RECORD EXTRACTS
-=-=-

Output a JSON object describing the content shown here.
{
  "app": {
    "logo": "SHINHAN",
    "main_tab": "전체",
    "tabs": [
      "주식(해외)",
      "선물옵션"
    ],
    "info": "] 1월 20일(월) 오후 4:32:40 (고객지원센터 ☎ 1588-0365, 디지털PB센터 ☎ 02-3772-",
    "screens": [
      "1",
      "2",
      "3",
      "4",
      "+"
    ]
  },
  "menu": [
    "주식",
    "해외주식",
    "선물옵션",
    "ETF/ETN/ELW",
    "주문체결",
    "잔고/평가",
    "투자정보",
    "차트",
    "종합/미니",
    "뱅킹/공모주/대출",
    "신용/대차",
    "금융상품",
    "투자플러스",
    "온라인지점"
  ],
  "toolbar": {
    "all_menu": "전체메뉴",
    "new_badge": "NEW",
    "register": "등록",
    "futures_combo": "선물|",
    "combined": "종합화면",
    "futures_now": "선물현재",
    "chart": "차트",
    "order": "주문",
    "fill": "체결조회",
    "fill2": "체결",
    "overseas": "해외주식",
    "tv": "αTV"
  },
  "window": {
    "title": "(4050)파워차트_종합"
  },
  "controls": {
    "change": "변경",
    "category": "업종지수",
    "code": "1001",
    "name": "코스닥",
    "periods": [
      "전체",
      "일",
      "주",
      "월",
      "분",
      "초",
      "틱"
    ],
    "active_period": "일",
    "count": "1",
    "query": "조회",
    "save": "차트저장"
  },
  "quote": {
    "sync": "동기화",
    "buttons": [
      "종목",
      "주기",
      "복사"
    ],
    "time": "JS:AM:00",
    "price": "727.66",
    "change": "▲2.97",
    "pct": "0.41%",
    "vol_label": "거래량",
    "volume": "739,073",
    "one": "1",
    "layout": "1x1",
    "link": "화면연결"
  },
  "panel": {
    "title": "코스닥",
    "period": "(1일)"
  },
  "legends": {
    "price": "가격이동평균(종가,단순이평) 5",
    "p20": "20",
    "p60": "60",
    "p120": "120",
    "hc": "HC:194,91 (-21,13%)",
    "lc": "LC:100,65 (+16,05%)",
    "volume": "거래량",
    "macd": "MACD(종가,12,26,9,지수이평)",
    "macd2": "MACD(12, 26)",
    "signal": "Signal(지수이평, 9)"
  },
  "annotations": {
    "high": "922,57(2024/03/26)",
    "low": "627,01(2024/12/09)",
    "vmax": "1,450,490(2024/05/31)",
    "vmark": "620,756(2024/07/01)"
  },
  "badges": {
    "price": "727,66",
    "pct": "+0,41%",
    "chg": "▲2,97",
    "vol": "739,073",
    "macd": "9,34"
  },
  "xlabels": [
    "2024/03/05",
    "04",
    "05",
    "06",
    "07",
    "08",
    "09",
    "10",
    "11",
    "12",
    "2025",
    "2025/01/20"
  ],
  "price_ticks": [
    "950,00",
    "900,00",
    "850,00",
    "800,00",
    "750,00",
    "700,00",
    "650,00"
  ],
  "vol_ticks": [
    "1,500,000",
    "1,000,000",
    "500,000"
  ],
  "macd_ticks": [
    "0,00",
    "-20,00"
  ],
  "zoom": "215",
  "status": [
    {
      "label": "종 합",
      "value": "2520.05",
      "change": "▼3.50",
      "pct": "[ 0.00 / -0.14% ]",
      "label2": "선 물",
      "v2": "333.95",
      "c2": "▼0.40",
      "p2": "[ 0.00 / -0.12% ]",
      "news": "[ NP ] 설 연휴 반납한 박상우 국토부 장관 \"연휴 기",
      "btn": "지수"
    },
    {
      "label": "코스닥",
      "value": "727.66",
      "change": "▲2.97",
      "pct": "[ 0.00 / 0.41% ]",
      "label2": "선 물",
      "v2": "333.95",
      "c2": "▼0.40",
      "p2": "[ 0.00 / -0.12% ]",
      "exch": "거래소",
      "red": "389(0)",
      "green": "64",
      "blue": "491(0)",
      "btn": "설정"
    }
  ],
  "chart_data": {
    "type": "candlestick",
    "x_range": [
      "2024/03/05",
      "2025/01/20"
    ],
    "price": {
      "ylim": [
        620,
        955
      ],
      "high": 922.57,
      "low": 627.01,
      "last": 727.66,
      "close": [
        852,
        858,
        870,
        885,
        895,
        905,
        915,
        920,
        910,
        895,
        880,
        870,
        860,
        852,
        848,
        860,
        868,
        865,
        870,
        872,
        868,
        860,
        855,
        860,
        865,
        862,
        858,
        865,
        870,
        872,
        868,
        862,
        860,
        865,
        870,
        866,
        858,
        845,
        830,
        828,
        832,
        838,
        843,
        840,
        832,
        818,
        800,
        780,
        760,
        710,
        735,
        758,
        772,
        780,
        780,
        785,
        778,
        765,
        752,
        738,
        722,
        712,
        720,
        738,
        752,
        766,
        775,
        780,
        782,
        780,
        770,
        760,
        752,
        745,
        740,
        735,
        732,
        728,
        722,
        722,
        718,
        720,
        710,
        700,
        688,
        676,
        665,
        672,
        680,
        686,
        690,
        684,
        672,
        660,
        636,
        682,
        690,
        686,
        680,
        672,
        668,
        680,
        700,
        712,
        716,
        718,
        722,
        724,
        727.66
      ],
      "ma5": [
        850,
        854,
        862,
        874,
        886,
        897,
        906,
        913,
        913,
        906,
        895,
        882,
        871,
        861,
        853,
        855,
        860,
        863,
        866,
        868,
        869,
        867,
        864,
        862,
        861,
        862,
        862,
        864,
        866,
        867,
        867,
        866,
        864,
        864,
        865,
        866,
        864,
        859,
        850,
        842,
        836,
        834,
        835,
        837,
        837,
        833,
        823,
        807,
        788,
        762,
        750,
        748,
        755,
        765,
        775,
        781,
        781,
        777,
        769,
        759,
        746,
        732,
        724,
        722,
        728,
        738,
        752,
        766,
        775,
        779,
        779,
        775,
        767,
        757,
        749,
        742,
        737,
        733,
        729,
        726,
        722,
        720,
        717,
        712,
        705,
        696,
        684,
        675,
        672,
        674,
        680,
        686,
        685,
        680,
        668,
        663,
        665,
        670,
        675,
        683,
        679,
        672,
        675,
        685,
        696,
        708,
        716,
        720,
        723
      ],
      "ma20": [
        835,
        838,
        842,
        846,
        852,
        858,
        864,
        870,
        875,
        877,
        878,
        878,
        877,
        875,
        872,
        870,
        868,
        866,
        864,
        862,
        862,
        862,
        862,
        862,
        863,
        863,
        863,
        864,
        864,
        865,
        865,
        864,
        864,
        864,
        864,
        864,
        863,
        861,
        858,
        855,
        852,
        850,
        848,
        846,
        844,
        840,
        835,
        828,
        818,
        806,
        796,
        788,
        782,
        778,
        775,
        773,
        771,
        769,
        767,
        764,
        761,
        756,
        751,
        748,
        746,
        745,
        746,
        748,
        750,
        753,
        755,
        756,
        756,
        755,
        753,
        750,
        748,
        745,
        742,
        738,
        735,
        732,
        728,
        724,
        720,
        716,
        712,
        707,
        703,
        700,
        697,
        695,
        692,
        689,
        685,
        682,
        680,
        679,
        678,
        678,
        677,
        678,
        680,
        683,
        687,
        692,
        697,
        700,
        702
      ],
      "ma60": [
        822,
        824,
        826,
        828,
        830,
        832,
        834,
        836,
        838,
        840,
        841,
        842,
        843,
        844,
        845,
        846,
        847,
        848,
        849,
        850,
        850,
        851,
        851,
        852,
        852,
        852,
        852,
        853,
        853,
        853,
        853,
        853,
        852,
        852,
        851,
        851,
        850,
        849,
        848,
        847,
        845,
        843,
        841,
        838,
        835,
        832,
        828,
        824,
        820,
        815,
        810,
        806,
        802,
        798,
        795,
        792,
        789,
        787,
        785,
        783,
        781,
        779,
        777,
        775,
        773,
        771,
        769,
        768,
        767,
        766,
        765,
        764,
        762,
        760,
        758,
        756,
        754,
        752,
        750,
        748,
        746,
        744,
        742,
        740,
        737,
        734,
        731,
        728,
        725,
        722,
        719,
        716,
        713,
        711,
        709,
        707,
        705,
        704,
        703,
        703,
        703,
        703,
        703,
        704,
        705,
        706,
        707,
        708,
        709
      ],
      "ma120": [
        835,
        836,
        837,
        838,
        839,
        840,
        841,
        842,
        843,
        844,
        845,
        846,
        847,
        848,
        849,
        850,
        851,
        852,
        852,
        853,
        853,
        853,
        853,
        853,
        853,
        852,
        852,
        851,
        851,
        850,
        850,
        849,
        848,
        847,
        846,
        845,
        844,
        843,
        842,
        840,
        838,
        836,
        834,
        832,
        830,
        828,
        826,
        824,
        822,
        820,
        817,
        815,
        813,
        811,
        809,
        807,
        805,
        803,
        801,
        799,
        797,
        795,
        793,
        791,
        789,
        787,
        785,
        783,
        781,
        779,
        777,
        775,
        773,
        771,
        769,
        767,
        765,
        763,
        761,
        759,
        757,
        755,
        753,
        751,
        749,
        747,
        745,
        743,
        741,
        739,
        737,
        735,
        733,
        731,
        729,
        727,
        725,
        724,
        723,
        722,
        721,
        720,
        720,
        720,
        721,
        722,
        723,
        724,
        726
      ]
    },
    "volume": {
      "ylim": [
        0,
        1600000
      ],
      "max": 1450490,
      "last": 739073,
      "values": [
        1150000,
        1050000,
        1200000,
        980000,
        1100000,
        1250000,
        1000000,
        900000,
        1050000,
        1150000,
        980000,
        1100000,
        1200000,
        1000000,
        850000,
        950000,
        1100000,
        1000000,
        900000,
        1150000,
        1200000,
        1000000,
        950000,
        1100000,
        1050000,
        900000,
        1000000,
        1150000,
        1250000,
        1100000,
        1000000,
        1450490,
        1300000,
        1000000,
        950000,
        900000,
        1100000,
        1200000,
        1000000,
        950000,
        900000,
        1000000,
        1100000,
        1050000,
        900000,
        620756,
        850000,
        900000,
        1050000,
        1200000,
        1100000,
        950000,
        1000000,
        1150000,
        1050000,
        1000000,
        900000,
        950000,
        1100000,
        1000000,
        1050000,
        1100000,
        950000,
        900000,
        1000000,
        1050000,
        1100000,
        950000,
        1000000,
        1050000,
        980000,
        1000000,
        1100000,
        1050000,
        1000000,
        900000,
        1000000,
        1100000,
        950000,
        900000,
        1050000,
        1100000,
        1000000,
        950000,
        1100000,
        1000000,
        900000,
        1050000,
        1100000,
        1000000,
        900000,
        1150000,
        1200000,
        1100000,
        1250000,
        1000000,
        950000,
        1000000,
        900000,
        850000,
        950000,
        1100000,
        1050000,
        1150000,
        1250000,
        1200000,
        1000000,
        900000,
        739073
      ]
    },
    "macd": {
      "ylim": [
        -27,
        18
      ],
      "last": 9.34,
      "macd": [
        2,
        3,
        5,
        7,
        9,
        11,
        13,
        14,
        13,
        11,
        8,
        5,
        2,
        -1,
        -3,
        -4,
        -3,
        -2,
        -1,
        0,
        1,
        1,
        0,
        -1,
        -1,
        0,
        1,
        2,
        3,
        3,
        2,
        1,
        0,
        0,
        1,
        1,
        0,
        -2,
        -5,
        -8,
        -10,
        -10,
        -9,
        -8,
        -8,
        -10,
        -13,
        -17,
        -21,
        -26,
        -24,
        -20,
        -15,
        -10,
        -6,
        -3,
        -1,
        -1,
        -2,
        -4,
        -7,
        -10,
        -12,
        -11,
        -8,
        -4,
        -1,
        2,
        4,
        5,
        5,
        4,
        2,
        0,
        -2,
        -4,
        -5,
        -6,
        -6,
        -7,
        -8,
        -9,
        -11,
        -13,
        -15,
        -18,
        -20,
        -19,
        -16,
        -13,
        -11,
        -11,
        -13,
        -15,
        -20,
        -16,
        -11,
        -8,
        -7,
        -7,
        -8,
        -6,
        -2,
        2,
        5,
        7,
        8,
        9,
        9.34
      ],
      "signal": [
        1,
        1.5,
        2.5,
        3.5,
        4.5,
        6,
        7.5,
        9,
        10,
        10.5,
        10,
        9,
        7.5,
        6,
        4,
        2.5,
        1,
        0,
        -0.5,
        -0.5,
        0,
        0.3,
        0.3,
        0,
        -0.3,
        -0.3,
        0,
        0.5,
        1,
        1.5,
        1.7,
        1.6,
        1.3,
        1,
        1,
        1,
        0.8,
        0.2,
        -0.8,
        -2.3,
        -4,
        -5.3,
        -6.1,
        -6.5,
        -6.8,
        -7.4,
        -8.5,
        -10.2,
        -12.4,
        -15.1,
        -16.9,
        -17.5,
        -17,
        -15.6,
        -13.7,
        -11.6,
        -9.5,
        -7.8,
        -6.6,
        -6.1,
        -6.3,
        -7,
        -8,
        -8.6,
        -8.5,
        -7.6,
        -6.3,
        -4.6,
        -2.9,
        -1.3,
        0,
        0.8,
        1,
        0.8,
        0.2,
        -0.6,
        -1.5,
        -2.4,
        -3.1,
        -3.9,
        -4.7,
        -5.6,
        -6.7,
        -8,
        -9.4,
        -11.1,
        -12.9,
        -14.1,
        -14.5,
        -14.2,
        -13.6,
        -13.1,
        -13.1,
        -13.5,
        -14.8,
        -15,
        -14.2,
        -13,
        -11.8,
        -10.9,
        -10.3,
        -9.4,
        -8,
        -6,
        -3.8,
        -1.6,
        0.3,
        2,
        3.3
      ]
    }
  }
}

-=-=-

Copy out every line in the entries above that holds "지수이평".

    "macd": "MACD(종가,12,26,9,지수이평)",
    "signal": "Signal(지수이평, 9)"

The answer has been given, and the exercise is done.